Dataset entries:
## BEGIN
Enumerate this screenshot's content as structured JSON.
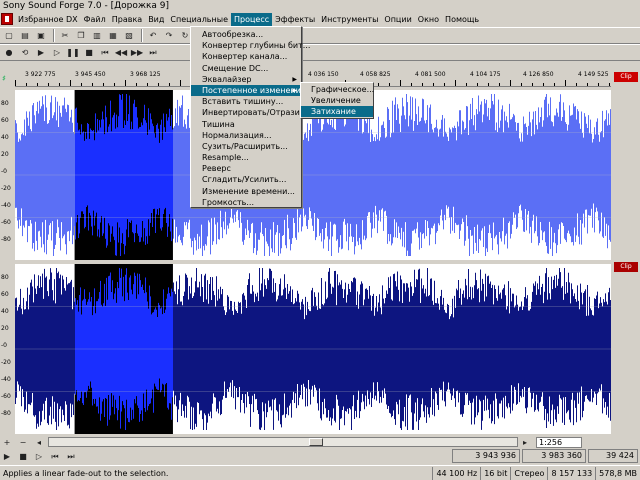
{
  "window": {
    "title": "Sony Sound Forge 7.0 - [Дорожка 9]"
  },
  "menu": [
    {
      "label": "Избранное DX",
      "active": false
    },
    {
      "label": "Файл",
      "active": false
    },
    {
      "label": "Правка",
      "active": false
    },
    {
      "label": "Вид",
      "active": false
    },
    {
      "label": "Специальные",
      "active": false
    },
    {
      "label": "Процесс",
      "active": true
    },
    {
      "label": "Эффекты",
      "active": false
    },
    {
      "label": "Инструменты",
      "active": false
    },
    {
      "label": "Опции",
      "active": false
    },
    {
      "label": "Окно",
      "active": false
    },
    {
      "label": "Помощь",
      "active": false
    }
  ],
  "process_menu": [
    {
      "label": "Автообрезка...",
      "submenu": false
    },
    {
      "label": "Конвертер глубины бит...",
      "submenu": false
    },
    {
      "label": "Конвертер канала...",
      "submenu": false
    },
    {
      "label": "Смещение DC...",
      "submenu": false
    },
    {
      "label": "Эквалайзер",
      "submenu": true
    },
    {
      "label": "Постепенное изменение",
      "submenu": true,
      "highlighted": true
    },
    {
      "label": "Вставить тишину...",
      "submenu": false
    },
    {
      "label": "Инвертировать/Отразить",
      "submenu": false
    },
    {
      "label": "Тишина",
      "submenu": false
    },
    {
      "label": "Нормализация...",
      "submenu": false
    },
    {
      "label": "Сузить/Расширить...",
      "submenu": false
    },
    {
      "label": "Resample...",
      "submenu": false
    },
    {
      "label": "Реверс",
      "submenu": false
    },
    {
      "label": "Сгладить/Усилить...",
      "submenu": false
    },
    {
      "label": "Изменение времени...",
      "submenu": false
    },
    {
      "label": "Громкость...",
      "submenu": false
    }
  ],
  "fade_submenu": [
    {
      "label": "Графическое...",
      "highlighted": false
    },
    {
      "label": "Увеличение",
      "highlighted": false
    },
    {
      "label": "Затихание",
      "highlighted": true
    }
  ],
  "ruler": {
    "labels": [
      "3 922 775",
      "3 945 450",
      "3 968 125",
      "4 036 150",
      "4 058 825",
      "4 081 500",
      "4 104 175",
      "4 126 850",
      "4 149 525"
    ]
  },
  "yaxis_labels": [
    "80",
    "60",
    "40",
    "20",
    "-0",
    "-20",
    "-40",
    "-60",
    "-80"
  ],
  "clip_label": "Clip",
  "selection_start_frac": 0.1,
  "selection_end_frac": 0.265,
  "zoom": "1:256",
  "positions": {
    "start": "3 943 936",
    "end": "3 983 360",
    "length": "39 424"
  },
  "status": {
    "hint": "Applies a linear fade-out to the selection.",
    "sample_rate": "44 100 Hz",
    "bit_depth": "16 bit",
    "channels": "Стерео",
    "samples": "8 157 133",
    "memory": "578,8 MB"
  },
  "colors": {
    "wave_light": "#5b6ff5",
    "wave_dark": "#0d1580",
    "selection_bg": "#000000",
    "selection_wave": "#1a2fff",
    "menu_highlight": "#0a6b8a"
  }
}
## END
→ **YOUR GOAL**: Find the lines of the material that hold the word "true" and report their count alone.

→ **FINAL RESULT**: 5